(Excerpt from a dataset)
— START —

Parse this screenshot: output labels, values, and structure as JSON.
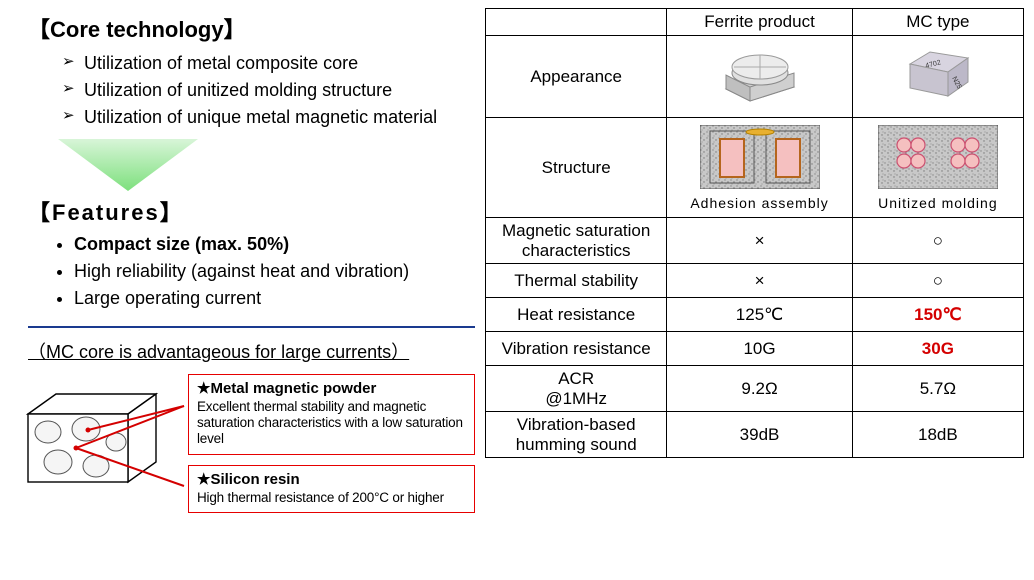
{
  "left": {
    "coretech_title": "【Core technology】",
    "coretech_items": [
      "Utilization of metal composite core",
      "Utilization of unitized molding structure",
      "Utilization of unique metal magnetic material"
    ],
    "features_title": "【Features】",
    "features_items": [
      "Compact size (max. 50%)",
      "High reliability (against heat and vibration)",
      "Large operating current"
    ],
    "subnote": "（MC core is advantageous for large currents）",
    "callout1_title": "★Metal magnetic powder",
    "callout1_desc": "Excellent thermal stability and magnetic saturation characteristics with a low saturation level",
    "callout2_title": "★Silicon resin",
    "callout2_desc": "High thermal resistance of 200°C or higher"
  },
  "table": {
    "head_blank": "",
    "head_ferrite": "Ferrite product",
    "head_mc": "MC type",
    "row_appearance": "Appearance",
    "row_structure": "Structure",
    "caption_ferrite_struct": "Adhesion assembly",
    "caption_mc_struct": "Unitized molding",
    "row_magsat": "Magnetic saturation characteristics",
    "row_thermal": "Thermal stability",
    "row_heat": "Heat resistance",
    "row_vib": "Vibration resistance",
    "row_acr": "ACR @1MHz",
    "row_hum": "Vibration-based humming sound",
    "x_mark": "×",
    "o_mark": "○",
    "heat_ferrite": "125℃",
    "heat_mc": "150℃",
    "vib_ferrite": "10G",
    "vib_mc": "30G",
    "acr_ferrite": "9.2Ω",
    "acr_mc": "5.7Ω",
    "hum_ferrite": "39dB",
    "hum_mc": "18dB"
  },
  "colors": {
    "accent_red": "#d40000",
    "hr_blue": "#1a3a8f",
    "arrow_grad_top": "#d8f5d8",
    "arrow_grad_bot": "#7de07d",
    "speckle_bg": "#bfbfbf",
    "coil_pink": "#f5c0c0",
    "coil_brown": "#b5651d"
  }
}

— END —

● EXERCISE PROMPT
Report only a number: how many lines in the material above contain the string "saturation".

● TASK SOLUTION
2